* Work to complete *
Copy every entry word for word. Skip the pictures.

* Extracted records *
------------------------------------------------------------------------
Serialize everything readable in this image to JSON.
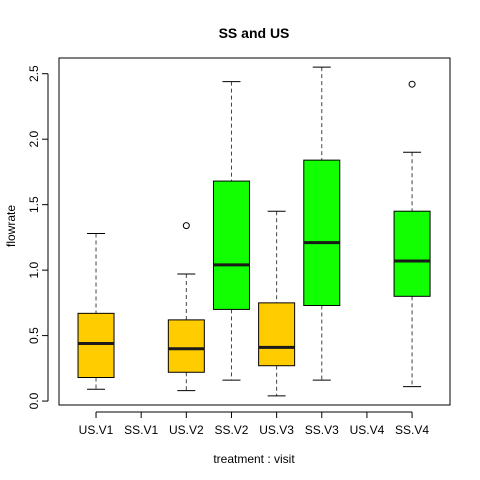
{
  "chart_data": {
    "type": "box",
    "title": "SS and US",
    "xlabel": "treatment : visit",
    "ylabel": "flowrate",
    "ylim": [
      -0.03,
      2.62
    ],
    "yticks": [
      0.0,
      0.5,
      1.0,
      1.5,
      2.0,
      2.5
    ],
    "ytick_labels": [
      "0.0",
      "0.5",
      "1.0",
      "1.5",
      "2.0",
      "2.5"
    ],
    "grid": false,
    "legend": "none",
    "colors": {
      "US": "#ffcc00",
      "SS": "#11ff00",
      "median": "#1a1a1a",
      "whisker": "#444444"
    },
    "categories": [
      "US.V1",
      "SS.V1",
      "US.V2",
      "SS.V2",
      "US.V3",
      "SS.V3",
      "US.V4",
      "SS.V4"
    ],
    "groups": [
      "US",
      "SS",
      "US",
      "SS",
      "US",
      "SS",
      "US",
      "SS"
    ],
    "boxes": [
      {
        "min": 0.09,
        "q1": 0.18,
        "median": 0.44,
        "q3": 0.67,
        "max": 1.28,
        "outliers": []
      },
      null,
      {
        "min": 0.08,
        "q1": 0.22,
        "median": 0.4,
        "q3": 0.62,
        "max": 0.97,
        "outliers": [
          1.34
        ]
      },
      {
        "min": 0.16,
        "q1": 0.7,
        "median": 1.04,
        "q3": 1.68,
        "max": 2.44,
        "outliers": []
      },
      {
        "min": 0.04,
        "q1": 0.27,
        "median": 0.41,
        "q3": 0.75,
        "max": 1.45,
        "outliers": []
      },
      {
        "min": 0.16,
        "q1": 0.73,
        "median": 1.21,
        "q3": 1.84,
        "max": 2.55,
        "outliers": []
      },
      null,
      {
        "min": 0.11,
        "q1": 0.8,
        "median": 1.07,
        "q3": 1.45,
        "max": 1.9,
        "outliers": [
          2.42
        ]
      }
    ]
  }
}
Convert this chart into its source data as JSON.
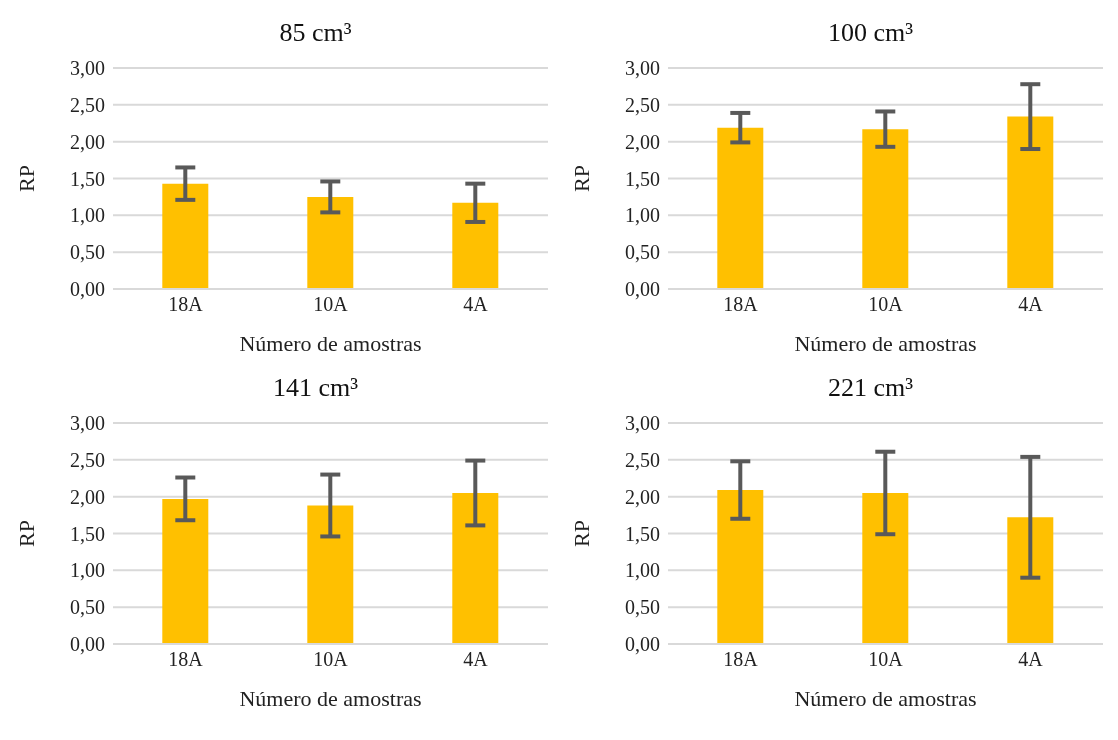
{
  "chart_data": [
    {
      "type": "bar",
      "title": "85 cm³",
      "xlabel": "Número de amostras",
      "ylabel": "RP",
      "categories": [
        "18A",
        "10A",
        "4A"
      ],
      "values": [
        1.43,
        1.25,
        1.17
      ],
      "errors": [
        0.22,
        0.21,
        0.26
      ],
      "color": "#ffc000",
      "ylim": [
        0,
        3
      ],
      "yticks": [
        {
          "value": 0,
          "label": "0,00"
        },
        {
          "value": 0.5,
          "label": "0,50"
        },
        {
          "value": 1,
          "label": "1,00"
        },
        {
          "value": 1.5,
          "label": "1,50"
        },
        {
          "value": 2,
          "label": "2,00"
        },
        {
          "value": 2.5,
          "label": "2,50"
        },
        {
          "value": 3,
          "label": "3,00"
        }
      ],
      "grid": "y"
    },
    {
      "type": "bar",
      "title": "100 cm³",
      "xlabel": "Número de amostras",
      "ylabel": "RP",
      "categories": [
        "18A",
        "10A",
        "4A"
      ],
      "values": [
        2.19,
        2.17,
        2.34
      ],
      "errors": [
        0.2,
        0.24,
        0.44
      ],
      "color": "#ffc000",
      "ylim": [
        0,
        3
      ],
      "yticks": [
        {
          "value": 0,
          "label": "0,00"
        },
        {
          "value": 0.5,
          "label": "0,50"
        },
        {
          "value": 1,
          "label": "1,00"
        },
        {
          "value": 1.5,
          "label": "1,50"
        },
        {
          "value": 2,
          "label": "2,00"
        },
        {
          "value": 2.5,
          "label": "2,50"
        },
        {
          "value": 3,
          "label": "3,00"
        }
      ],
      "grid": "y"
    },
    {
      "type": "bar",
      "title": "141 cm³",
      "xlabel": "Número de amostras",
      "ylabel": "RP",
      "categories": [
        "18A",
        "10A",
        "4A"
      ],
      "values": [
        1.97,
        1.88,
        2.05
      ],
      "errors": [
        0.29,
        0.42,
        0.44
      ],
      "color": "#ffc000",
      "ylim": [
        0,
        3
      ],
      "yticks": [
        {
          "value": 0,
          "label": "0,00"
        },
        {
          "value": 0.5,
          "label": "0,50"
        },
        {
          "value": 1,
          "label": "1,00"
        },
        {
          "value": 1.5,
          "label": "1,50"
        },
        {
          "value": 2,
          "label": "2,00"
        },
        {
          "value": 2.5,
          "label": "2,50"
        },
        {
          "value": 3,
          "label": "3,00"
        }
      ],
      "grid": "y"
    },
    {
      "type": "bar",
      "title": "221 cm³",
      "xlabel": "Número de amostras",
      "ylabel": "RP",
      "categories": [
        "18A",
        "10A",
        "4A"
      ],
      "values": [
        2.09,
        2.05,
        1.72
      ],
      "errors": [
        0.39,
        0.56,
        0.82
      ],
      "color": "#ffc000",
      "ylim": [
        0,
        3
      ],
      "yticks": [
        {
          "value": 0,
          "label": "0,00"
        },
        {
          "value": 0.5,
          "label": "0,50"
        },
        {
          "value": 1,
          "label": "1,00"
        },
        {
          "value": 1.5,
          "label": "1,50"
        },
        {
          "value": 2,
          "label": "2,00"
        },
        {
          "value": 2.5,
          "label": "2,50"
        },
        {
          "value": 3,
          "label": "3,00"
        }
      ],
      "grid": "y"
    }
  ]
}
------------------------------------------------------------------------
* Exercise solution *
Serialize everything readable in this image to JSON.
{
  "chart_data": {
    "type": "box",
    "title": "SS and US",
    "xlabel": "treatment : visit",
    "ylabel": "flowrate",
    "ylim": [
      -0.03,
      2.62
    ],
    "yticks": [
      0.0,
      0.5,
      1.0,
      1.5,
      2.0,
      2.5
    ],
    "ytick_labels": [
      "0.0",
      "0.5",
      "1.0",
      "1.5",
      "2.0",
      "2.5"
    ],
    "grid": false,
    "legend": "none",
    "colors": {
      "US": "#ffcc00",
      "SS": "#11ff00",
      "median": "#1a1a1a",
      "whisker": "#444444"
    },
    "categories": [
      "US.V1",
      "SS.V1",
      "US.V2",
      "SS.V2",
      "US.V3",
      "SS.V3",
      "US.V4",
      "SS.V4"
    ],
    "groups": [
      "US",
      "SS",
      "US",
      "SS",
      "US",
      "SS",
      "US",
      "SS"
    ],
    "boxes": [
      {
        "min": 0.09,
        "q1": 0.18,
        "median": 0.44,
        "q3": 0.67,
        "max": 1.28,
        "outliers": []
      },
      null,
      {
        "min": 0.08,
        "q1": 0.22,
        "median": 0.4,
        "q3": 0.62,
        "max": 0.97,
        "outliers": [
          1.34
        ]
      },
      {
        "min": 0.16,
        "q1": 0.7,
        "median": 1.04,
        "q3": 1.68,
        "max": 2.44,
        "outliers": []
      },
      {
        "min": 0.04,
        "q1": 0.27,
        "median": 0.41,
        "q3": 0.75,
        "max": 1.45,
        "outliers": []
      },
      {
        "min": 0.16,
        "q1": 0.73,
        "median": 1.21,
        "q3": 1.84,
        "max": 2.55,
        "outliers": []
      },
      null,
      {
        "min": 0.11,
        "q1": 0.8,
        "median": 1.07,
        "q3": 1.45,
        "max": 1.9,
        "outliers": [
          2.42
        ]
      }
    ]
  }
}
Convert this chart into its source data as JSON.
{
  "chart_data": [
    {
      "type": "bar",
      "title": "85 cm³",
      "xlabel": "Número de amostras",
      "ylabel": "RP",
      "categories": [
        "18A",
        "10A",
        "4A"
      ],
      "values": [
        1.43,
        1.25,
        1.17
      ],
      "errors": [
        0.22,
        0.21,
        0.26
      ],
      "color": "#ffc000",
      "ylim": [
        0,
        3
      ],
      "yticks": [
        {
          "value": 0,
          "label": "0,00"
        },
        {
          "value": 0.5,
          "label": "0,50"
        },
        {
          "value": 1,
          "label": "1,00"
        },
        {
          "value": 1.5,
          "label": "1,50"
        },
        {
          "value": 2,
          "label": "2,00"
        },
        {
          "value": 2.5,
          "label": "2,50"
        },
        {
          "value": 3,
          "label": "3,00"
        }
      ],
      "grid": "y"
    },
    {
      "type": "bar",
      "title": "100 cm³",
      "xlabel": "Número de amostras",
      "ylabel": "RP",
      "categories": [
        "18A",
        "10A",
        "4A"
      ],
      "values": [
        2.19,
        2.17,
        2.34
      ],
      "errors": [
        0.2,
        0.24,
        0.44
      ],
      "color": "#ffc000",
      "ylim": [
        0,
        3
      ],
      "yticks": [
        {
          "value": 0,
          "label": "0,00"
        },
        {
          "value": 0.5,
          "label": "0,50"
        },
        {
          "value": 1,
          "label": "1,00"
        },
        {
          "value": 1.5,
          "label": "1,50"
        },
        {
          "value": 2,
          "label": "2,00"
        },
        {
          "value": 2.5,
          "label": "2,50"
        },
        {
          "value": 3,
          "label": "3,00"
        }
      ],
      "grid": "y"
    },
    {
      "type": "bar",
      "title": "141 cm³",
      "xlabel": "Número de amostras",
      "ylabel": "RP",
      "categories": [
        "18A",
        "10A",
        "4A"
      ],
      "values": [
        1.97,
        1.88,
        2.05
      ],
      "errors": [
        0.29,
        0.42,
        0.44
      ],
      "color": "#ffc000",
      "ylim": [
        0,
        3
      ],
      "yticks": [
        {
          "value": 0,
          "label": "0,00"
        },
        {
          "value": 0.5,
          "label": "0,50"
        },
        {
          "value": 1,
          "label": "1,00"
        },
        {
          "value": 1.5,
          "label": "1,50"
        },
        {
          "value": 2,
          "label": "2,00"
        },
        {
          "value": 2.5,
          "label": "2,50"
        },
        {
          "value": 3,
          "label": "3,00"
        }
      ],
      "grid": "y"
    },
    {
      "type": "bar",
      "title": "221 cm³",
      "xlabel": "Número de amostras",
      "ylabel": "RP",
      "categories": [
        "18A",
        "10A",
        "4A"
      ],
      "values": [
        2.09,
        2.05,
        1.72
      ],
      "errors": [
        0.39,
        0.56,
        0.82
      ],
      "color": "#ffc000",
      "ylim": [
        0,
        3
      ],
      "yticks": [
        {
          "value": 0,
          "label": "0,00"
        },
        {
          "value": 0.5,
          "label": "0,50"
        },
        {
          "value": 1,
          "label": "1,00"
        },
        {
          "value": 1.5,
          "label": "1,50"
        },
        {
          "value": 2,
          "label": "2,00"
        },
        {
          "value": 2.5,
          "label": "2,50"
        },
        {
          "value": 3,
          "label": "3,00"
        }
      ],
      "grid": "y"
    }
  ]
}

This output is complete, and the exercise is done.